Input material:
◇ ◇ ◇

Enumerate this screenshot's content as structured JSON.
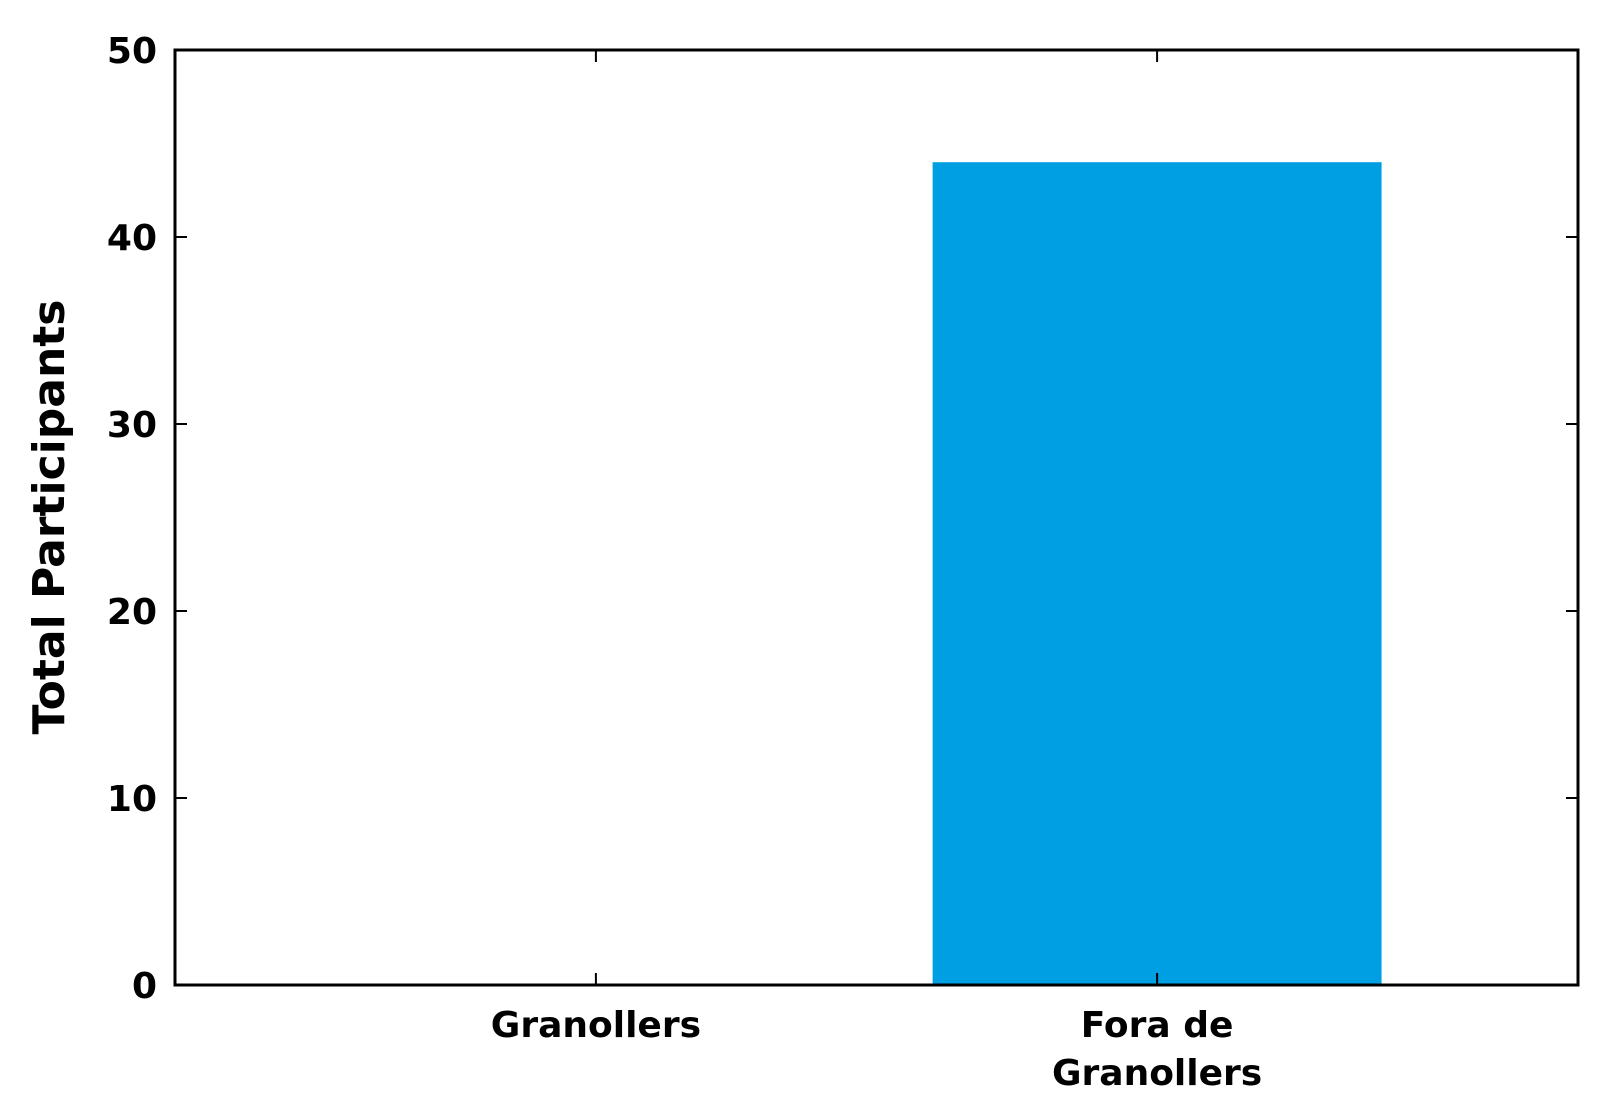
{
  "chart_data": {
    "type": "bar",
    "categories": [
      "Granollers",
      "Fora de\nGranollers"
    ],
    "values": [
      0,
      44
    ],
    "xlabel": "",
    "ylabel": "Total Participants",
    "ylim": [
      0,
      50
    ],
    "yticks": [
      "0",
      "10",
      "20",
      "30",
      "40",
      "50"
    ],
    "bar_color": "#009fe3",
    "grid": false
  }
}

◇ ◇ ◇

Requirement: Output all of the records exactly as they appear above, but not the pictures.

Solution below:
Enumerate this screenshot's content as structured JSON.
{
  "chart_data": {
    "type": "bar",
    "categories": [
      "Granollers",
      "Fora de\nGranollers"
    ],
    "values": [
      0,
      44
    ],
    "xlabel": "",
    "ylabel": "Total Participants",
    "ylim": [
      0,
      50
    ],
    "yticks": [
      "0",
      "10",
      "20",
      "30",
      "40",
      "50"
    ],
    "bar_color": "#009fe3",
    "grid": false
  }
}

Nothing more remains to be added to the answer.